■ **About this task**
Every record shown below is to be output exactly.

(Document page transcription items)
--*--
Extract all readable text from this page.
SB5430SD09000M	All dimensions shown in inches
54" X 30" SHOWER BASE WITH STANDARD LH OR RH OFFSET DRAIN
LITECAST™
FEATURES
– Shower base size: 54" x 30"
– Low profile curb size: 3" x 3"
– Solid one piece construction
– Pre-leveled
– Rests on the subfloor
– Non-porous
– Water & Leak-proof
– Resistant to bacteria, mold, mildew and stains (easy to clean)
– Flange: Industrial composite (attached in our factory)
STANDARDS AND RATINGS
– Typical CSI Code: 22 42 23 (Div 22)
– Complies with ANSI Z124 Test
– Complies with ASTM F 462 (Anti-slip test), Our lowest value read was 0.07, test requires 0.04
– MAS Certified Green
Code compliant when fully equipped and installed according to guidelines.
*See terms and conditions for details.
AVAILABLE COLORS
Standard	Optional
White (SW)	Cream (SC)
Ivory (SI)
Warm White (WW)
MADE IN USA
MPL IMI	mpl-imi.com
--*--
■ **Response**
Extract all readable text from this page.
SB5430SD09000M	All dimensions shown in inches
54" X 30" SHOWER BASE WITH STANDARD LH OR RH OFFSET DRAIN
LITECAST™
FEATURES
– Shower base size: 54" x 30"
– Low profile curb size: 3" x 3"
– Solid one piece construction
– Pre-leveled
– Rests on the subfloor
– Non-porous
– Water & Leak-proof
– Resistant to bacteria, mold, mildew and stains (easy to clean)
– Flange: Industrial composite (attached in our factory)
STANDARDS AND RATINGS
– Typical CSI Code: 22 42 23 (Div 22)
– Complies with ANSI Z124 Test
– Complies with ASTM F 462 (Anti-slip test), Our lowest value read was 0.07, test requires 0.04
– MAS Certified Green
Code compliant when fully equipped and installed according to guidelines.
*See terms and conditions for details.
AVAILABLE COLORS
Standard	Optional
White (SW)	Cream (SC)
Ivory (SI)
Warm White (WW)
MADE IN USA
MPL IMI	mpl-imi.com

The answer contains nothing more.